Directive: Tally up the lines that include "described" and state that number by itself.

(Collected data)
****
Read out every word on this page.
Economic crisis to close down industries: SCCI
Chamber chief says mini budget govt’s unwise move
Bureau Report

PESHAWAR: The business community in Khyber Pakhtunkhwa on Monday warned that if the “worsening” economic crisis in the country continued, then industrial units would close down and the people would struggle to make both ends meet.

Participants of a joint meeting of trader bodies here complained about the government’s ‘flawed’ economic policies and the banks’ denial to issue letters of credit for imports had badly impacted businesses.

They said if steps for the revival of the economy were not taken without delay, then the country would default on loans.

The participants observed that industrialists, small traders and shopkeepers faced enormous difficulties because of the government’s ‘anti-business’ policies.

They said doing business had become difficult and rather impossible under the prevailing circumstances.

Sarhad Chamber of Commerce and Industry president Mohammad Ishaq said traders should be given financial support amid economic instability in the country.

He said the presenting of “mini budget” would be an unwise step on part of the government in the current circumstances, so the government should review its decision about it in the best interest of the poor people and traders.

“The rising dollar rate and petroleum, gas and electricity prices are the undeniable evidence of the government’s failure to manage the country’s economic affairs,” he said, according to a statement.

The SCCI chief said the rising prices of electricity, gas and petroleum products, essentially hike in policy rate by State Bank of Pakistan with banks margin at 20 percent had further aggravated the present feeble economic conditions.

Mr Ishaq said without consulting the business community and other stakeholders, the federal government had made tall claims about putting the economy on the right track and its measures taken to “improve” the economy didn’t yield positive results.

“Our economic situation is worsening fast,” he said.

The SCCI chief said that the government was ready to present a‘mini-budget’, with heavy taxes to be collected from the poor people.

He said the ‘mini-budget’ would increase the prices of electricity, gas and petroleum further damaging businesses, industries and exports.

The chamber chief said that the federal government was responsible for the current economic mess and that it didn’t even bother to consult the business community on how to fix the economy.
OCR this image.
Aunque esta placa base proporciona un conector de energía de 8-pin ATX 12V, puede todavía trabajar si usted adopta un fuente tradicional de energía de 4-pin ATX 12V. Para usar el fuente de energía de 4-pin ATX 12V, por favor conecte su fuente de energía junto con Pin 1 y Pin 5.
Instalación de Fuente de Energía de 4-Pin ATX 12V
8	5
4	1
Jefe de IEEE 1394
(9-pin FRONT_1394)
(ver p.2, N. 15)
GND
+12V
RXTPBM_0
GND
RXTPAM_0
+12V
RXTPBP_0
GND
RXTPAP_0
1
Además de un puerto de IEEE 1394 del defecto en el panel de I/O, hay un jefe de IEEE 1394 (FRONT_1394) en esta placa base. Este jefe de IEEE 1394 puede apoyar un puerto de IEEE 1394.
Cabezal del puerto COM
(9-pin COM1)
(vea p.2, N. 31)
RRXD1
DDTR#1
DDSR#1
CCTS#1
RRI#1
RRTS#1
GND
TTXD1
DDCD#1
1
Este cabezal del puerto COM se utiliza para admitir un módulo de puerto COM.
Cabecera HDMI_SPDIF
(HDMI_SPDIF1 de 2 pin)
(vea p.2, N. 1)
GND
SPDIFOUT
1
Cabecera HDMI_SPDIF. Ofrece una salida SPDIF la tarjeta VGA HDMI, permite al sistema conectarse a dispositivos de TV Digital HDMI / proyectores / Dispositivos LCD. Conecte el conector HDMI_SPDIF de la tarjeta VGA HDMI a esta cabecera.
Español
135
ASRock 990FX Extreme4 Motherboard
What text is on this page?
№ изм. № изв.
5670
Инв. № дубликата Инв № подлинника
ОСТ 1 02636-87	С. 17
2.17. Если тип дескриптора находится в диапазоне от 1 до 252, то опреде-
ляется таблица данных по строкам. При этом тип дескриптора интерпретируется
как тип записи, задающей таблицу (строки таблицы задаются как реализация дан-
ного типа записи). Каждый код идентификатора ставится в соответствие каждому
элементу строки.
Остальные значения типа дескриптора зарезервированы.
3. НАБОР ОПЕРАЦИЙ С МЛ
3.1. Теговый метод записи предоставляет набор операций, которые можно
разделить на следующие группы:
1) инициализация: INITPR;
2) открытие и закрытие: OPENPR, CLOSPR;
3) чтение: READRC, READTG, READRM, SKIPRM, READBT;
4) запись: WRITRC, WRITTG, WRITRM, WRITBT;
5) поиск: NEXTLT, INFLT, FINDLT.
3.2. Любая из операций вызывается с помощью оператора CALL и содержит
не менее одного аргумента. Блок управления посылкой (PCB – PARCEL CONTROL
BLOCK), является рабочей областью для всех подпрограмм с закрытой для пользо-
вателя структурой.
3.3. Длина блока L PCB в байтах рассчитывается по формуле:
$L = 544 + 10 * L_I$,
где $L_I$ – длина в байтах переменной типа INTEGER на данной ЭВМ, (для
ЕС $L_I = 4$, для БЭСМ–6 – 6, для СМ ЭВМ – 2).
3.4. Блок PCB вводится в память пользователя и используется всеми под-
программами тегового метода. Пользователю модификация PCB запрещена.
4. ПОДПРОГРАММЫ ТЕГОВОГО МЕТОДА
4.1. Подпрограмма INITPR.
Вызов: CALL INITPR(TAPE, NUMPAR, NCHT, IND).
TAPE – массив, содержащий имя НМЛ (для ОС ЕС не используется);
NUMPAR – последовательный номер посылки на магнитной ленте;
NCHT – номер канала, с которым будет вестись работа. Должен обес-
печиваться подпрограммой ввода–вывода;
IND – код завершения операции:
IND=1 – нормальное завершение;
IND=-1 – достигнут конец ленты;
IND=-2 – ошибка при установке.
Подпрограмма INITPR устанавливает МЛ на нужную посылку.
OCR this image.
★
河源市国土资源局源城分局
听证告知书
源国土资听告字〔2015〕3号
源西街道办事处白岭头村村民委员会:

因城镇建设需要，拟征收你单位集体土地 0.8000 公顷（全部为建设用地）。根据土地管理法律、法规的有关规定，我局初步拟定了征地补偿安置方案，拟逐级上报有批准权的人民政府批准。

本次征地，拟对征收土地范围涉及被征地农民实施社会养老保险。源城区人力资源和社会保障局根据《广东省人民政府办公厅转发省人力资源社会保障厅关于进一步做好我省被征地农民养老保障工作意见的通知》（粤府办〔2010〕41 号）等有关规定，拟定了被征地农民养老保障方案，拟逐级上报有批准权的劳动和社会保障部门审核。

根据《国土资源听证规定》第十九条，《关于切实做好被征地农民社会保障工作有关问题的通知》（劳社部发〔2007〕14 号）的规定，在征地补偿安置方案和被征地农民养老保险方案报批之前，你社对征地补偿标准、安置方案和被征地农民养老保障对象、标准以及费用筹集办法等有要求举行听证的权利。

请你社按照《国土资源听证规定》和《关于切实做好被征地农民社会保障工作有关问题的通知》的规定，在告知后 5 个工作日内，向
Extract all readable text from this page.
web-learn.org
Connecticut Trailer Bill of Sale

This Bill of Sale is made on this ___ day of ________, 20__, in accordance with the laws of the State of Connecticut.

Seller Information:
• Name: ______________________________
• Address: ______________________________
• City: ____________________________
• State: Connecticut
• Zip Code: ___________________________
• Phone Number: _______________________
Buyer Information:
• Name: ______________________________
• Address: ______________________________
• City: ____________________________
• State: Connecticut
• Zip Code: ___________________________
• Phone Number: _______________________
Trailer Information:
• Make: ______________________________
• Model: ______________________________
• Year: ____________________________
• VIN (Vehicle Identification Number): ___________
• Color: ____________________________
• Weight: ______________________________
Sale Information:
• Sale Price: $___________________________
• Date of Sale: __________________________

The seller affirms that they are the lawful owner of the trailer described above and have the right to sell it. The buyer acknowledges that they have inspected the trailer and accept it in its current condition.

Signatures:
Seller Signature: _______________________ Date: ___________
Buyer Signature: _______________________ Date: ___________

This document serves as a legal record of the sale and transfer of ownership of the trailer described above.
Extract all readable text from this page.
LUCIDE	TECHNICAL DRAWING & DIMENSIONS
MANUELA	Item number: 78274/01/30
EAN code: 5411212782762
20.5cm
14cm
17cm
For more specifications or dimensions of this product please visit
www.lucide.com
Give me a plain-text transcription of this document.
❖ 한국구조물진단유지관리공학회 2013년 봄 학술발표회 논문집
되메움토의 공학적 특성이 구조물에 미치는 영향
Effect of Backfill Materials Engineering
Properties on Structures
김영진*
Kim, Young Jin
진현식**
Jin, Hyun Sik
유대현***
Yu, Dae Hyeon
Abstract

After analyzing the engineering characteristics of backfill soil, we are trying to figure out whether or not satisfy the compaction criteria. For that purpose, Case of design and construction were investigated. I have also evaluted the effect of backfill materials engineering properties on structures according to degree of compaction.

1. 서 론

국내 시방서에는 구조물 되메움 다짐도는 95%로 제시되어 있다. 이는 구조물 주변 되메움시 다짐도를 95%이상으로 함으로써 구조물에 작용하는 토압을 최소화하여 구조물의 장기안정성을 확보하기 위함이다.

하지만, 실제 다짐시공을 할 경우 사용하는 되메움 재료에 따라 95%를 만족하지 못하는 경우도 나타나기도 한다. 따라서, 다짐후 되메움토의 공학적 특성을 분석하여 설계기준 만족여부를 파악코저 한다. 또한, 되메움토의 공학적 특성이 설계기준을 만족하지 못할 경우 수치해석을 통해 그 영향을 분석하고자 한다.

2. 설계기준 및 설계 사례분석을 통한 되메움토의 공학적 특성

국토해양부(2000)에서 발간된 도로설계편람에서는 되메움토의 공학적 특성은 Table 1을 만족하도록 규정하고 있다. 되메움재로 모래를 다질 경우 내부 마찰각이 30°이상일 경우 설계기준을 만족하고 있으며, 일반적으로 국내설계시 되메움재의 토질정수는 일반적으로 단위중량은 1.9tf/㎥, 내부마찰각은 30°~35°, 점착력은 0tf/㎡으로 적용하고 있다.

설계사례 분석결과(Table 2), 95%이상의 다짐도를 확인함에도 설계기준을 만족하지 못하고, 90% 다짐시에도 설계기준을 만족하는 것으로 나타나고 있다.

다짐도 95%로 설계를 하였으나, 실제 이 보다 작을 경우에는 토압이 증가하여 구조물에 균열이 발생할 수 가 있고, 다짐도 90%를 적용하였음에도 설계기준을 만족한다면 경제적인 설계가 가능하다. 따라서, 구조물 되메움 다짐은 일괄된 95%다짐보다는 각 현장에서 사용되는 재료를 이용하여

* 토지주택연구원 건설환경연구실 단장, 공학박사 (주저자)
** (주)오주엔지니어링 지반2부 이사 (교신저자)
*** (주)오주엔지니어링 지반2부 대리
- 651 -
****
Complete answer: 2